What to work on: Select from the records below every line that has the word "Probability" in it.

--- start ---

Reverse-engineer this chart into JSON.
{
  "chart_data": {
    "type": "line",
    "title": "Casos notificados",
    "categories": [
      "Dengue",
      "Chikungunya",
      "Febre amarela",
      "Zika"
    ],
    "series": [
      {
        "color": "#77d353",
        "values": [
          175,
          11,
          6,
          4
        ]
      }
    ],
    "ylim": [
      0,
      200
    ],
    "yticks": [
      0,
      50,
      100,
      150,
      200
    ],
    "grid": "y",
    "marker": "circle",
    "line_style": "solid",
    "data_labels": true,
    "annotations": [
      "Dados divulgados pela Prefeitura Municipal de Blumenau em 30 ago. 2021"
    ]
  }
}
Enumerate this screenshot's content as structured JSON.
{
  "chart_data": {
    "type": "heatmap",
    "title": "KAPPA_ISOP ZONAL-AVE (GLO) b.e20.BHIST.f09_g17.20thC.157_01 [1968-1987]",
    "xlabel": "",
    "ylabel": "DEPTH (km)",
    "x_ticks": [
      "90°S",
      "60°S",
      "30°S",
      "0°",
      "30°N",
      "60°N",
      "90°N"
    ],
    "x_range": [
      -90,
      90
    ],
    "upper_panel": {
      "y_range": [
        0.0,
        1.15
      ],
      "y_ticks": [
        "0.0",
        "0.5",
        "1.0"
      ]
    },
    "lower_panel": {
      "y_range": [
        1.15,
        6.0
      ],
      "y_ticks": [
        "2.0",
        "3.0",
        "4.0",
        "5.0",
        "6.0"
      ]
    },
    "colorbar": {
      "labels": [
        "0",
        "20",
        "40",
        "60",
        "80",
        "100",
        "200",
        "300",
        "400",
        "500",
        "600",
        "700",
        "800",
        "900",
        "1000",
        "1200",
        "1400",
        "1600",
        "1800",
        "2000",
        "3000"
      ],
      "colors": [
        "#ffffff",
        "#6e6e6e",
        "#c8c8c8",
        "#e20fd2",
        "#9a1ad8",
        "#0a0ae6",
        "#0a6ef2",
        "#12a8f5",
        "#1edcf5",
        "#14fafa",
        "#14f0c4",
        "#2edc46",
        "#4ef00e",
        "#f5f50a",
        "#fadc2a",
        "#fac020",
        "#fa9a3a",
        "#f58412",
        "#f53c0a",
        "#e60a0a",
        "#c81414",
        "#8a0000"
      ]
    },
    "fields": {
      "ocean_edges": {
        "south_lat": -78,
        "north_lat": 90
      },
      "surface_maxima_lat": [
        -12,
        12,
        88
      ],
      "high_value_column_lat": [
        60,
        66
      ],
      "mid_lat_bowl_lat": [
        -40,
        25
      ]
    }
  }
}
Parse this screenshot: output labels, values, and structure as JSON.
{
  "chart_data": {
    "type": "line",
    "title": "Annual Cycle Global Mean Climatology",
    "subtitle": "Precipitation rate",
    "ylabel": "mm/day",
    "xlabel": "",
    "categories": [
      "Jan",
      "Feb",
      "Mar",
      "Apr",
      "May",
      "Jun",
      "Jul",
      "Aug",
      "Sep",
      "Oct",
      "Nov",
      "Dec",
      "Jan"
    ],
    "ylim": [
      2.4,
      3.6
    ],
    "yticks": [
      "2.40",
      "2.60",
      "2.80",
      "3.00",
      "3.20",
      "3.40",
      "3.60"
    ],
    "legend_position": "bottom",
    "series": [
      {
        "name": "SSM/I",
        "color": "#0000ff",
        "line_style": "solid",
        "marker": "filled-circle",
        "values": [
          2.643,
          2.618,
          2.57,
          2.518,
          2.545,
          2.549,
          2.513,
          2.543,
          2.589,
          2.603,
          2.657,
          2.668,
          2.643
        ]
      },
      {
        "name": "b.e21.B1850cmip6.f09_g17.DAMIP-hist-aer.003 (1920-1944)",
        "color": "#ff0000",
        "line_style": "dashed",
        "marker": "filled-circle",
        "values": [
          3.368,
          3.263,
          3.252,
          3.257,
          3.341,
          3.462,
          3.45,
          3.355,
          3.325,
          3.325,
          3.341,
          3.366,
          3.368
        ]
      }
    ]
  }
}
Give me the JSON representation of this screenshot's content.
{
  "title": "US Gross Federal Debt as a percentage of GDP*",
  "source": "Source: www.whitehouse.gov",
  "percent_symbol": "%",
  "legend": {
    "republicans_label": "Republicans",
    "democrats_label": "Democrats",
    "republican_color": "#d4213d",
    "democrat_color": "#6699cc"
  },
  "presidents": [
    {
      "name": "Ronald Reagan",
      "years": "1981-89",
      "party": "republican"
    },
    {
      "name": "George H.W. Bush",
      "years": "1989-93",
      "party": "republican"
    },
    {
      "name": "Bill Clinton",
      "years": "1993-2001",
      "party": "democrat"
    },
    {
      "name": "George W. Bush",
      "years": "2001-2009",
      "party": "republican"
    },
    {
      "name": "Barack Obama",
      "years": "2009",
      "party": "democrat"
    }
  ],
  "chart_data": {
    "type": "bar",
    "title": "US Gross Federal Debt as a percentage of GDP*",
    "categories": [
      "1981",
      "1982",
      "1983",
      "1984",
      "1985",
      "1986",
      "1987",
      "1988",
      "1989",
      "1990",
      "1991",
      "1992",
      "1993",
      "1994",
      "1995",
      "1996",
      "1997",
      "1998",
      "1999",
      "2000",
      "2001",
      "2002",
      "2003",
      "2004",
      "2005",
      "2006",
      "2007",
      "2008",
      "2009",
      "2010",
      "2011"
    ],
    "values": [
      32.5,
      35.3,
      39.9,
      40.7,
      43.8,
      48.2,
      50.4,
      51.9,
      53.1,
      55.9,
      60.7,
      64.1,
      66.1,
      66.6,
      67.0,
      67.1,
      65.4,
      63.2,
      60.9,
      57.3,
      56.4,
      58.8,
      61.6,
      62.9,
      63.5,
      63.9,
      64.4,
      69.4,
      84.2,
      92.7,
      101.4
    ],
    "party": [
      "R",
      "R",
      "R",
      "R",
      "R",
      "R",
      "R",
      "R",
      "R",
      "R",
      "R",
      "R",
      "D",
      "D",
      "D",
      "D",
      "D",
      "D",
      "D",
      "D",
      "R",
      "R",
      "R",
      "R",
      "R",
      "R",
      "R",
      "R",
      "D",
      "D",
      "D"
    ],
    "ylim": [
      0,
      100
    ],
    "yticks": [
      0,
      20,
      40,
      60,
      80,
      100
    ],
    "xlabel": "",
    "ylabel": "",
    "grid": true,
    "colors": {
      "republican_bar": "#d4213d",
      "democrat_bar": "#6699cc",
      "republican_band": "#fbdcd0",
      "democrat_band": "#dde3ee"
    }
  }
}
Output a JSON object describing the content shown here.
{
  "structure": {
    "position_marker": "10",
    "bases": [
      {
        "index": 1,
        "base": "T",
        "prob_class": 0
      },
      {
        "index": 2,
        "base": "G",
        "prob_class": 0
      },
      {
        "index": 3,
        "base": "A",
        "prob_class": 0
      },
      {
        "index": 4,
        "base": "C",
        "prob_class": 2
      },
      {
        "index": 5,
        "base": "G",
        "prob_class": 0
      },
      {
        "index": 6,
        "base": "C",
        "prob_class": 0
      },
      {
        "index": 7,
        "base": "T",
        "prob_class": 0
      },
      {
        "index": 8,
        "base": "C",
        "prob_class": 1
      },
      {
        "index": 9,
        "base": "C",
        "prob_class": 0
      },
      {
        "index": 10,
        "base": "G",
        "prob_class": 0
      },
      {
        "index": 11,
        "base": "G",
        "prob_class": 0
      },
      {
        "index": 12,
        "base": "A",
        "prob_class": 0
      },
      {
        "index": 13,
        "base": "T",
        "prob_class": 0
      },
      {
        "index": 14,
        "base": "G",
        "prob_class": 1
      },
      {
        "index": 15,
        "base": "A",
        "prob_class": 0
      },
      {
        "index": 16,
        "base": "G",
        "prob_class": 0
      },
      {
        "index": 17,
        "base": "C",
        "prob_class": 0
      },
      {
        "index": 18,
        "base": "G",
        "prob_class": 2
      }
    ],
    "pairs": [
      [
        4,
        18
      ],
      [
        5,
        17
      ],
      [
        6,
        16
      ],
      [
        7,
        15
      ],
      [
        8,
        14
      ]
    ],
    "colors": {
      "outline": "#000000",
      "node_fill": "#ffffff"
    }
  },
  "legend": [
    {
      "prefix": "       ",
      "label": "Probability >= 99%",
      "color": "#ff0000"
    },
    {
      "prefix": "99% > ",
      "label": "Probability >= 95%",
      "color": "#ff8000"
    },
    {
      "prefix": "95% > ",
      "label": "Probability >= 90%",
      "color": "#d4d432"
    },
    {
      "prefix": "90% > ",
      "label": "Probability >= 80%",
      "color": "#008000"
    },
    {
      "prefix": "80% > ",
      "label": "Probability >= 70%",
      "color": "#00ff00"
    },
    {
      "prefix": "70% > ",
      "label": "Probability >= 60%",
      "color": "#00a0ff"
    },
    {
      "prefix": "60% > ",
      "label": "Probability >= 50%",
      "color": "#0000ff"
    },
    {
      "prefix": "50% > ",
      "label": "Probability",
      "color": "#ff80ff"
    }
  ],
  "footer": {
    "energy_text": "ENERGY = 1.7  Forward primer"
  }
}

--- end ---

Final result:
      "label": "Probability >= 99%",
      "label": "Probability >= 95%",
      "label": "Probability >= 90%",
      "label": "Probability >= 80%",
      "label": "Probability >= 70%",
      "label": "Probability >= 60%",
      "label": "Probability >= 50%",
      "label": "Probability",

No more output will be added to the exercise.